Saved entries
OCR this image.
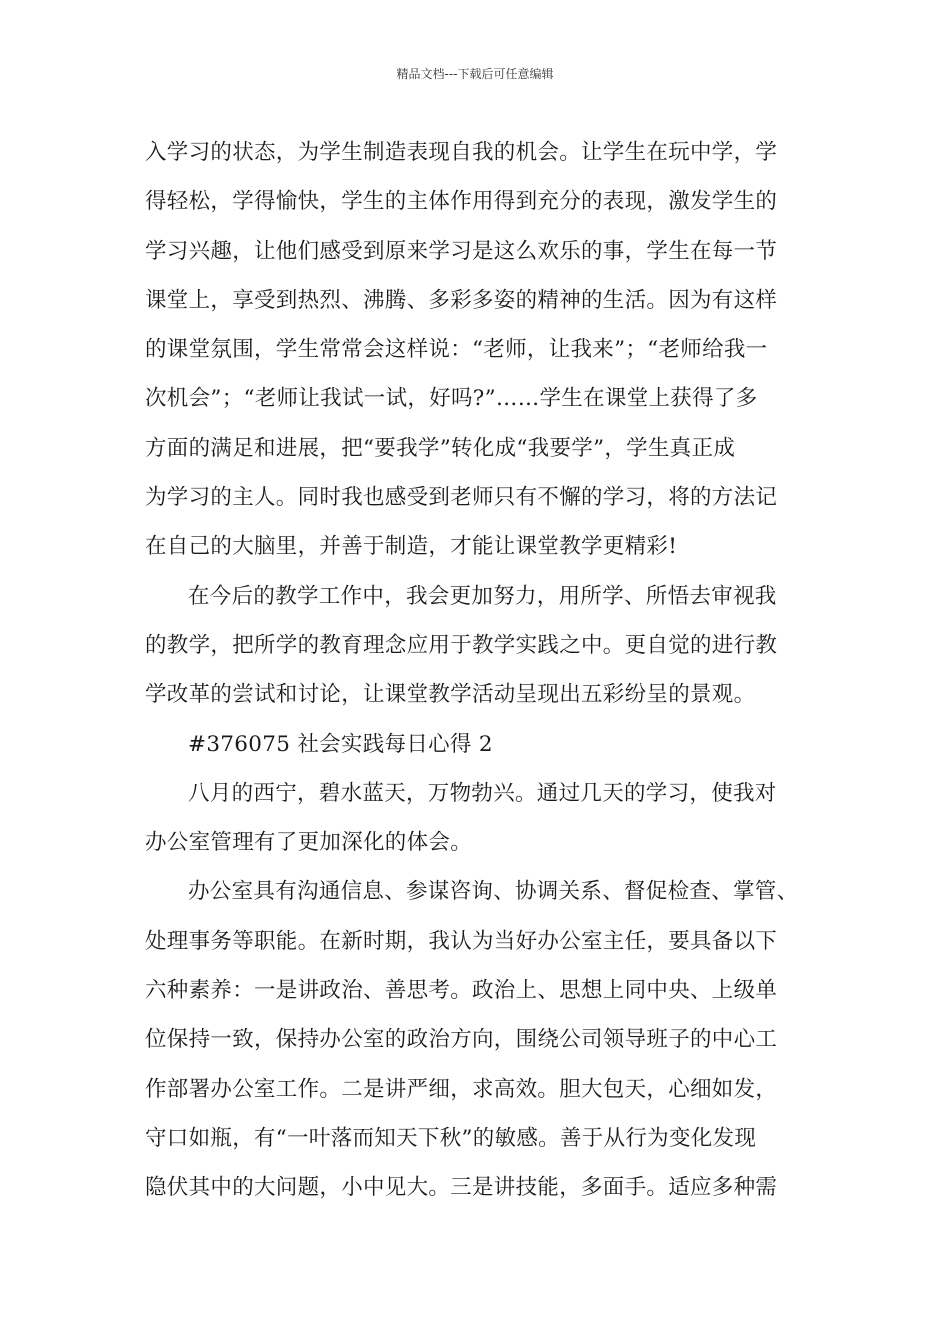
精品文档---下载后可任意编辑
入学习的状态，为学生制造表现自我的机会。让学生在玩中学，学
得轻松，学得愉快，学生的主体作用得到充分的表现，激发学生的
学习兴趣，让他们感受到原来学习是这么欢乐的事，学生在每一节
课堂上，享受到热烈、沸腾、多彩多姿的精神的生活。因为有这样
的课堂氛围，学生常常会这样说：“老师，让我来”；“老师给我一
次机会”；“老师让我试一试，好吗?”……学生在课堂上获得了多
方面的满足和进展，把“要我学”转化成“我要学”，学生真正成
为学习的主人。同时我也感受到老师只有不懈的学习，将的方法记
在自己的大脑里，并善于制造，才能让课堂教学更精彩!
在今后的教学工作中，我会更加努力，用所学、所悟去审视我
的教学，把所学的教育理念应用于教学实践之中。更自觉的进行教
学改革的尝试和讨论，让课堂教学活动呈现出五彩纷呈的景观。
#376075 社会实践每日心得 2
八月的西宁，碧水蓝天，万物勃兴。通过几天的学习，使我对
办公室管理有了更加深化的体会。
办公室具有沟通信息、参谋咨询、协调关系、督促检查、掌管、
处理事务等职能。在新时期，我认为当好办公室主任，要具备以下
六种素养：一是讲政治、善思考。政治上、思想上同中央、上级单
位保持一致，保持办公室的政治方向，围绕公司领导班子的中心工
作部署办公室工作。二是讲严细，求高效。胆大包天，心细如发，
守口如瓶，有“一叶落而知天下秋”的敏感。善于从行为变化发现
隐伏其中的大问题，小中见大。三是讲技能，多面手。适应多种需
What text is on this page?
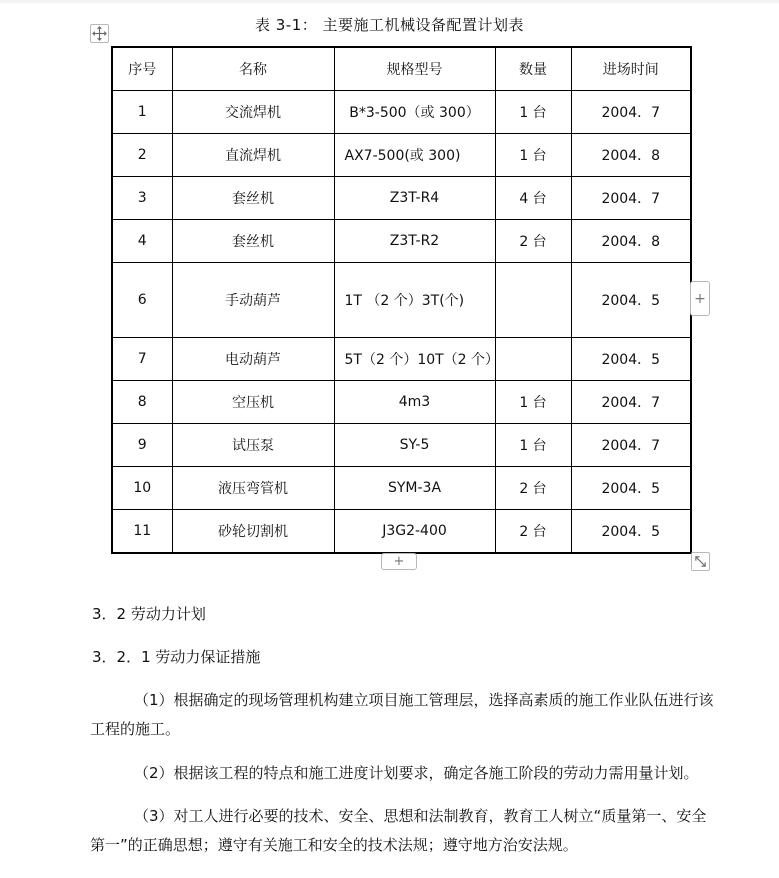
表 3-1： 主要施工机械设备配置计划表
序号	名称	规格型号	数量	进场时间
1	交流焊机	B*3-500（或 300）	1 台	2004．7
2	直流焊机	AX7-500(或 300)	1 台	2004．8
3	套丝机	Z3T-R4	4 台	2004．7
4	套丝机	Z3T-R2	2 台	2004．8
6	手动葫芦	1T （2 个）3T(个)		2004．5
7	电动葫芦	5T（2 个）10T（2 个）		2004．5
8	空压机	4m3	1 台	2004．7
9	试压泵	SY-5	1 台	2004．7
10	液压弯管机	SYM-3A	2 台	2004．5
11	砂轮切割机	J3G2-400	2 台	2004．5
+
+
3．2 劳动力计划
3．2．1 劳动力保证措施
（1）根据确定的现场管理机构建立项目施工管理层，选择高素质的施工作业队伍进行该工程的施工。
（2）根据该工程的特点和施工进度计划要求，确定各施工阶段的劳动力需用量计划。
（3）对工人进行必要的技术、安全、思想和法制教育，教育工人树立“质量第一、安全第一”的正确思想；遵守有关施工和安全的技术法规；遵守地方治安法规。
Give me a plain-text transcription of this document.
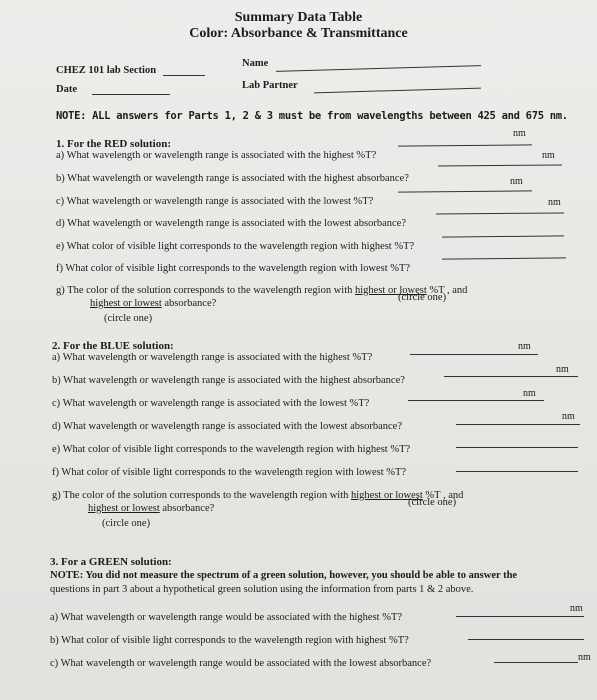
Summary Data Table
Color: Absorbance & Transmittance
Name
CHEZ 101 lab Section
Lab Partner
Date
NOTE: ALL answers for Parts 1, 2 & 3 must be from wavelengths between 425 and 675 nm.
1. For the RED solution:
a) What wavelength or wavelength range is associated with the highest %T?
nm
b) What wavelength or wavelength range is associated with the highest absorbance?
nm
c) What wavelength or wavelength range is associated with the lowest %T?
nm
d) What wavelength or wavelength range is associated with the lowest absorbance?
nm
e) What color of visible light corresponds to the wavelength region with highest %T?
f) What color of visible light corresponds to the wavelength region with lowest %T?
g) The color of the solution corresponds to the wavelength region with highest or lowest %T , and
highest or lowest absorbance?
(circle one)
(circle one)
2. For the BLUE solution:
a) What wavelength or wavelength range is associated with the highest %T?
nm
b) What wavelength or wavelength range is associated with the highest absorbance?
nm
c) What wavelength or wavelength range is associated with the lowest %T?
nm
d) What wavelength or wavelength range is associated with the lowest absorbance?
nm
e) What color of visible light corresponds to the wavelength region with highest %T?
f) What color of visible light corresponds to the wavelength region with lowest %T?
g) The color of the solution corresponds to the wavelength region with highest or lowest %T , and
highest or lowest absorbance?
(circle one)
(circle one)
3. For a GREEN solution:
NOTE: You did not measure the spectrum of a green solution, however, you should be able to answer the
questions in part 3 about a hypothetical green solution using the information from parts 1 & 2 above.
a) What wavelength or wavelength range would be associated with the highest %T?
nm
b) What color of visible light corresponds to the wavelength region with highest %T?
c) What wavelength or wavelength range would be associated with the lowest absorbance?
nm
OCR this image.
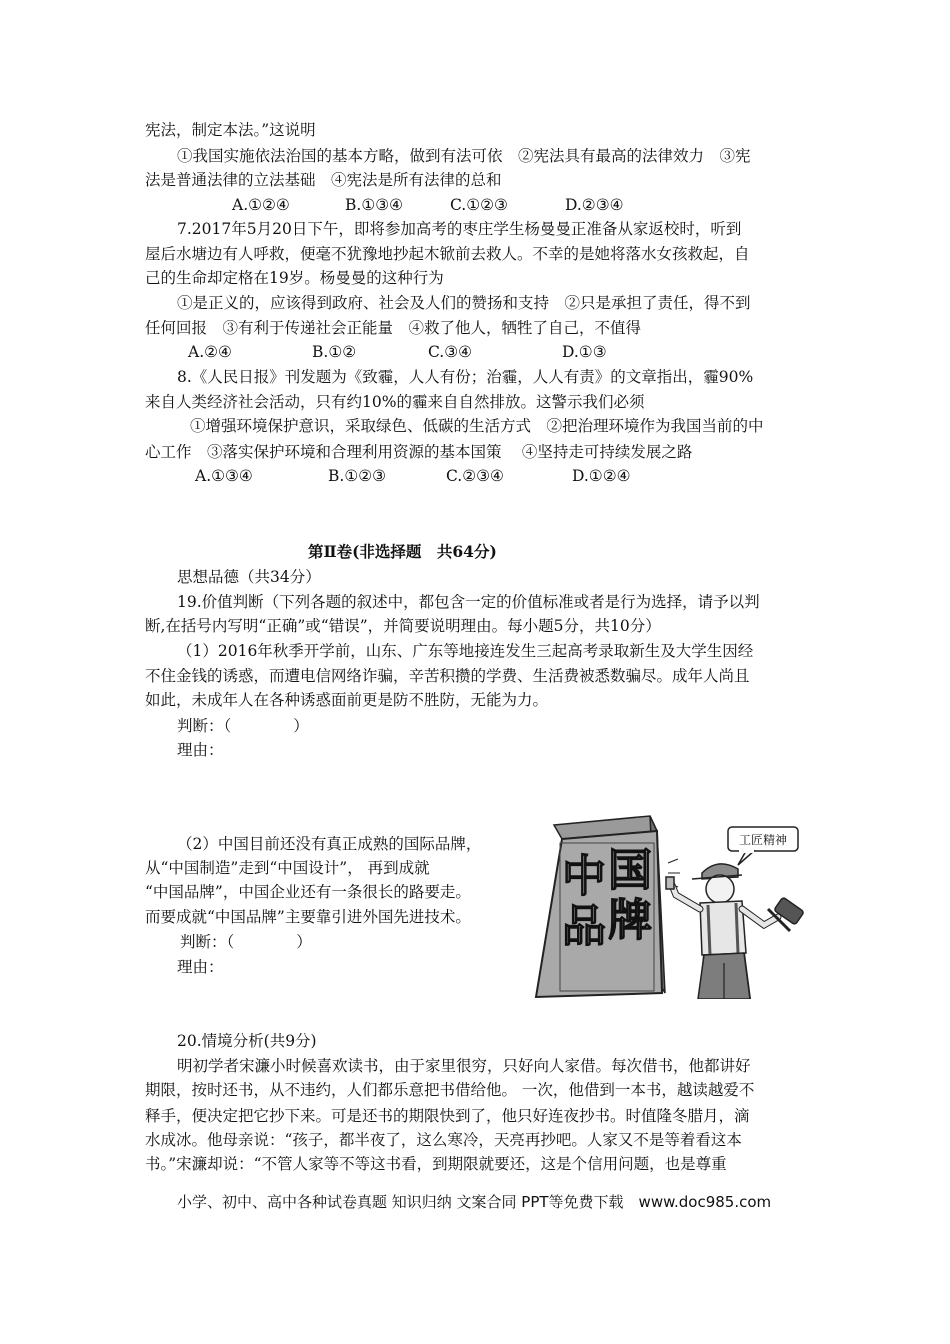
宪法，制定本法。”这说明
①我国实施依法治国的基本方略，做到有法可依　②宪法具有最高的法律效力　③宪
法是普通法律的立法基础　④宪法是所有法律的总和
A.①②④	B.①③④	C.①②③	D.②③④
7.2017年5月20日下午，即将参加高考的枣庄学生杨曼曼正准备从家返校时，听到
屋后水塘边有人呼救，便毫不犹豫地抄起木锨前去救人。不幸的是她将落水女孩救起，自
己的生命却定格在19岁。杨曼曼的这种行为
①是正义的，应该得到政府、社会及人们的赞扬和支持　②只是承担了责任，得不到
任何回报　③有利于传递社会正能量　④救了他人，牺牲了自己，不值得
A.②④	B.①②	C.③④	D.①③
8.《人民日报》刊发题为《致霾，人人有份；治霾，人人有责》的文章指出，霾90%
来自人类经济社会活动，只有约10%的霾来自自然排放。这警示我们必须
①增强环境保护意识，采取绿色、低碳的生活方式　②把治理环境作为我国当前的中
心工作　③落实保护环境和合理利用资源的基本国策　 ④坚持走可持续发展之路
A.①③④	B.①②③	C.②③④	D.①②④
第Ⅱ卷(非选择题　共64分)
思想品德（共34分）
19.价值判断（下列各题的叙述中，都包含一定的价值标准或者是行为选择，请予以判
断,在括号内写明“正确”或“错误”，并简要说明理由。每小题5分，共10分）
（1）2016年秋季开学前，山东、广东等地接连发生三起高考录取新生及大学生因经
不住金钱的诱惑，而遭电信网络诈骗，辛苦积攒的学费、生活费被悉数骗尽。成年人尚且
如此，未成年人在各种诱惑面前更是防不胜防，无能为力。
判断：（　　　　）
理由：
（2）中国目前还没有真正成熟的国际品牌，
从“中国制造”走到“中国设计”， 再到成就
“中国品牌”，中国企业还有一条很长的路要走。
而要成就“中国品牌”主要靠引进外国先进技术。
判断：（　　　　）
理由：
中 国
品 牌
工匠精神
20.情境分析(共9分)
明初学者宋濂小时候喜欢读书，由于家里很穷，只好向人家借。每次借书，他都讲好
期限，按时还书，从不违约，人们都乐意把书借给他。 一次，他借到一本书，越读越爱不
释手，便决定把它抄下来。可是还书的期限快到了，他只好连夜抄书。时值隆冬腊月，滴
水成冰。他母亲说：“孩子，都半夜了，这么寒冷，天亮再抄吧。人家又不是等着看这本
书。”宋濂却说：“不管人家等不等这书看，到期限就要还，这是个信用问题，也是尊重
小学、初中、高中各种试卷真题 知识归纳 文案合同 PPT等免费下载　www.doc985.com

> [GOAL] Find the lines above that contain the word "this" and collect them.

> [FINAL ANSWER]
OCR this image.
What text is on this page?
Give me a plain-text transcription of this document.
OCR this image.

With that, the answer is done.